- What the task asks
Which lines in the records below contain the word "name"? Copy each one out.

Records that describe figures:
==============================

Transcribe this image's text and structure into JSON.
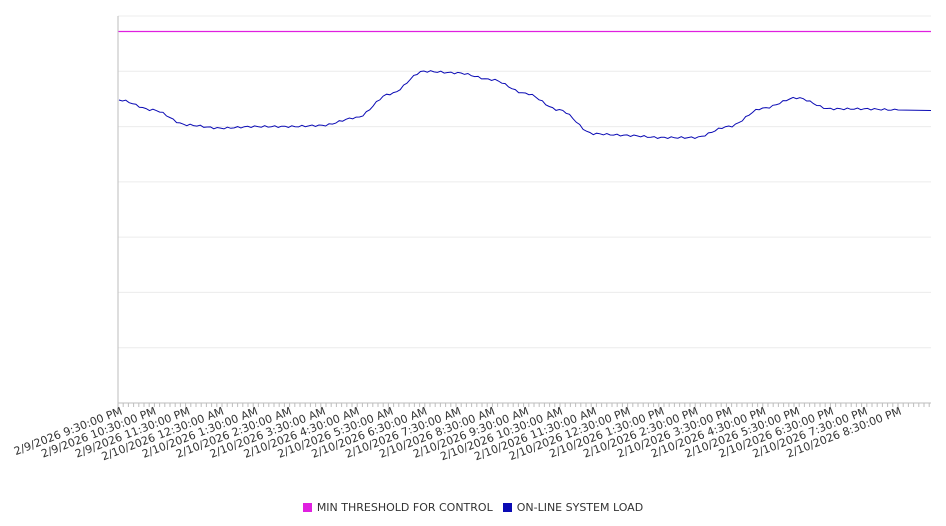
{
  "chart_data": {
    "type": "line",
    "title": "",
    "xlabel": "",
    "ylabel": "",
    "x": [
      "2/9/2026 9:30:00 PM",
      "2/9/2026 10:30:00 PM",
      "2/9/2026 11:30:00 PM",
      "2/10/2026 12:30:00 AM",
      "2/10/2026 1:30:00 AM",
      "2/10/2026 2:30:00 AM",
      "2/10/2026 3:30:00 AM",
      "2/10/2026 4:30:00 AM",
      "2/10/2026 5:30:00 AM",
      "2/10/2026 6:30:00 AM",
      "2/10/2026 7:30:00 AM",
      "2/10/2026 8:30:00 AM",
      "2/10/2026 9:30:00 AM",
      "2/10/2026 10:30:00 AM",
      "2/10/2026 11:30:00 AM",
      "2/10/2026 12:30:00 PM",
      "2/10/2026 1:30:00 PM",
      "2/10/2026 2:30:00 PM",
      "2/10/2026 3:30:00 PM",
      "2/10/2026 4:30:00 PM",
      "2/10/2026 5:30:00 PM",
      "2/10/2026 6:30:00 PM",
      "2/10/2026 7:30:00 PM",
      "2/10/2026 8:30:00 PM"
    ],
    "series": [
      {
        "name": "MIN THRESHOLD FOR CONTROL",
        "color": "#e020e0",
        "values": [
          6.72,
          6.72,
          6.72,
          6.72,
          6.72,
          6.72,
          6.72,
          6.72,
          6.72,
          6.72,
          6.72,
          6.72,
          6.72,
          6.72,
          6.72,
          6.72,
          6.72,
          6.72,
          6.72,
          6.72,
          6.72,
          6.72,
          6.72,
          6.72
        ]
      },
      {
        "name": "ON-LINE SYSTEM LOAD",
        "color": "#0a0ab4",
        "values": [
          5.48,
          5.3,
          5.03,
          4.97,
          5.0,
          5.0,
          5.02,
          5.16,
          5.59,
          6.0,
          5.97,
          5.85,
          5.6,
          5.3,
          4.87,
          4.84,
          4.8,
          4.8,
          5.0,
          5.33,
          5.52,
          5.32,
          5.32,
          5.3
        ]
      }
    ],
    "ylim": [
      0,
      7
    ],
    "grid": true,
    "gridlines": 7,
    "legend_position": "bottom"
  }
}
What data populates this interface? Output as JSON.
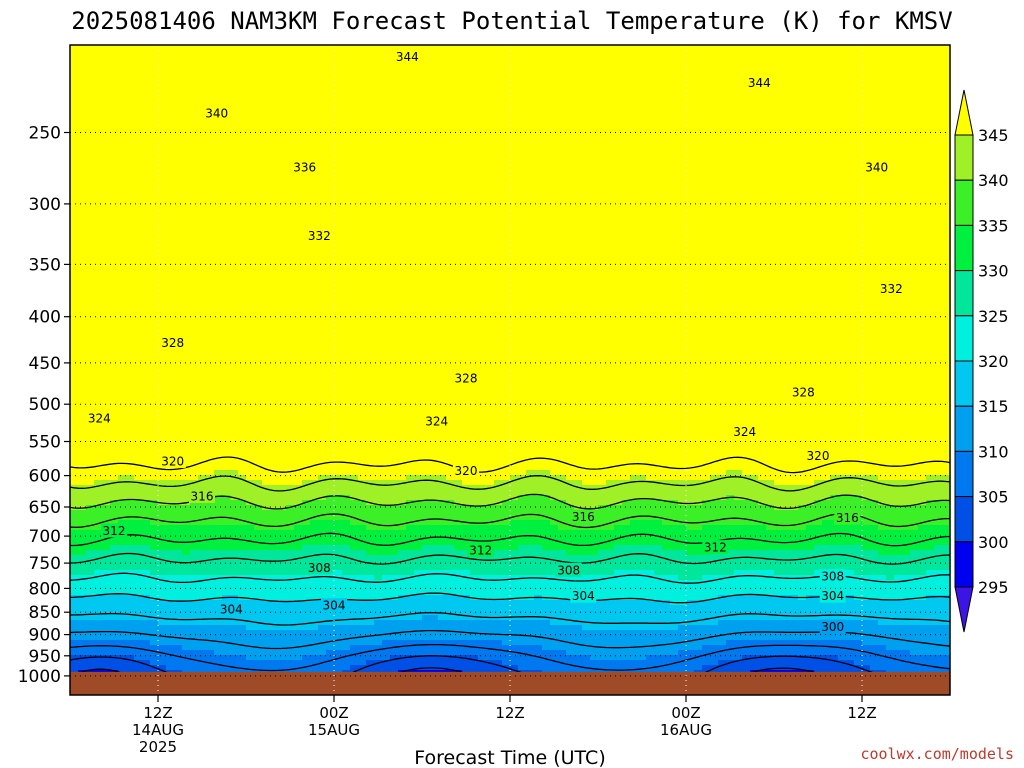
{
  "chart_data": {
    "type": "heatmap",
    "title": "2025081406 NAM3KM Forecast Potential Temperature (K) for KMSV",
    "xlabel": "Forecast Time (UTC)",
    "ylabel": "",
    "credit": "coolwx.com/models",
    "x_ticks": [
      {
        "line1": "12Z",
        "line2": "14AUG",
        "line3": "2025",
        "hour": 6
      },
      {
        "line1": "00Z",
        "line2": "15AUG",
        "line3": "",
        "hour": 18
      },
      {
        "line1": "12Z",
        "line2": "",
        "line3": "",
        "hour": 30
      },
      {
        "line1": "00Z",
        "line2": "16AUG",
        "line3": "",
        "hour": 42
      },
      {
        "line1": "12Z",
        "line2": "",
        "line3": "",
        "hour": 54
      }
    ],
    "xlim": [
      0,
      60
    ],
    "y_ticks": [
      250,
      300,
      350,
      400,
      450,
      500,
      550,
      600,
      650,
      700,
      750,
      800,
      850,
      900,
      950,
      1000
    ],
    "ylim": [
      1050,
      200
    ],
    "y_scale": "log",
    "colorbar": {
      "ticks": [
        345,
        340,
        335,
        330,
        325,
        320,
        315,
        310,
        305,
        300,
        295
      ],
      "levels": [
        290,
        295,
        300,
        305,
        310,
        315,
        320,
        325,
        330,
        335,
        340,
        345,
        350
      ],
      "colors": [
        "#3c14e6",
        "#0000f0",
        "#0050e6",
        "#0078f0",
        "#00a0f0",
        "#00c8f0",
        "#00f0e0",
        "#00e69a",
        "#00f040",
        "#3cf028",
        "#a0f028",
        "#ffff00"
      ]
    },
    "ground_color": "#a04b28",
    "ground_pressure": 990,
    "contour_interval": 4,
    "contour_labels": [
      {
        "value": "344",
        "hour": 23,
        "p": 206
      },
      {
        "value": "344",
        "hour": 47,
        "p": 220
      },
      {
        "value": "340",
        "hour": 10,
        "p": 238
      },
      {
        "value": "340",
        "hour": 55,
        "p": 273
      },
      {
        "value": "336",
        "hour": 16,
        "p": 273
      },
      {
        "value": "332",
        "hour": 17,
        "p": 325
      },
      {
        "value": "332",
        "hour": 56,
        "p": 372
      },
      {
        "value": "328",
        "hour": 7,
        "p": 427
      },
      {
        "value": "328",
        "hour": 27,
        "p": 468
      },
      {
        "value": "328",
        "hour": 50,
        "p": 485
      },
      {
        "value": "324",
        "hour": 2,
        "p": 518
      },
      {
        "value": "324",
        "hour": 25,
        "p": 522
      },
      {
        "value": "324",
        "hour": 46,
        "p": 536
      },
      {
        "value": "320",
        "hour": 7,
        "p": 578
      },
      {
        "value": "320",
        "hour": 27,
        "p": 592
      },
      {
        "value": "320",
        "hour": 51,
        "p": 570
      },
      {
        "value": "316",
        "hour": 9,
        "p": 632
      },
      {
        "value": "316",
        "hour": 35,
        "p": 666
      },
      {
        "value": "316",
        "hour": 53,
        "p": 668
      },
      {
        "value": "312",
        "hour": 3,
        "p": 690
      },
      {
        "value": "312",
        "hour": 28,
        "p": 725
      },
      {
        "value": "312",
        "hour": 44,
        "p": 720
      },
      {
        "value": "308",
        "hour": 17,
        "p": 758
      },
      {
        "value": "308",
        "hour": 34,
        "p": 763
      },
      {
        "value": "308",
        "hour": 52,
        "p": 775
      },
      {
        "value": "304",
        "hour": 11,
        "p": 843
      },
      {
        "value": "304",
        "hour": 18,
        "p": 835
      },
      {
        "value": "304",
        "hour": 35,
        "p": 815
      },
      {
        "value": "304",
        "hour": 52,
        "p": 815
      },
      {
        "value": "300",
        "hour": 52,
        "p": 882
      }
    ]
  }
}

==============================

- Answer in full
        "name": "MIN THRESHOLD FOR CONTROL",
        "name": "ON-LINE SYSTEM LOAD",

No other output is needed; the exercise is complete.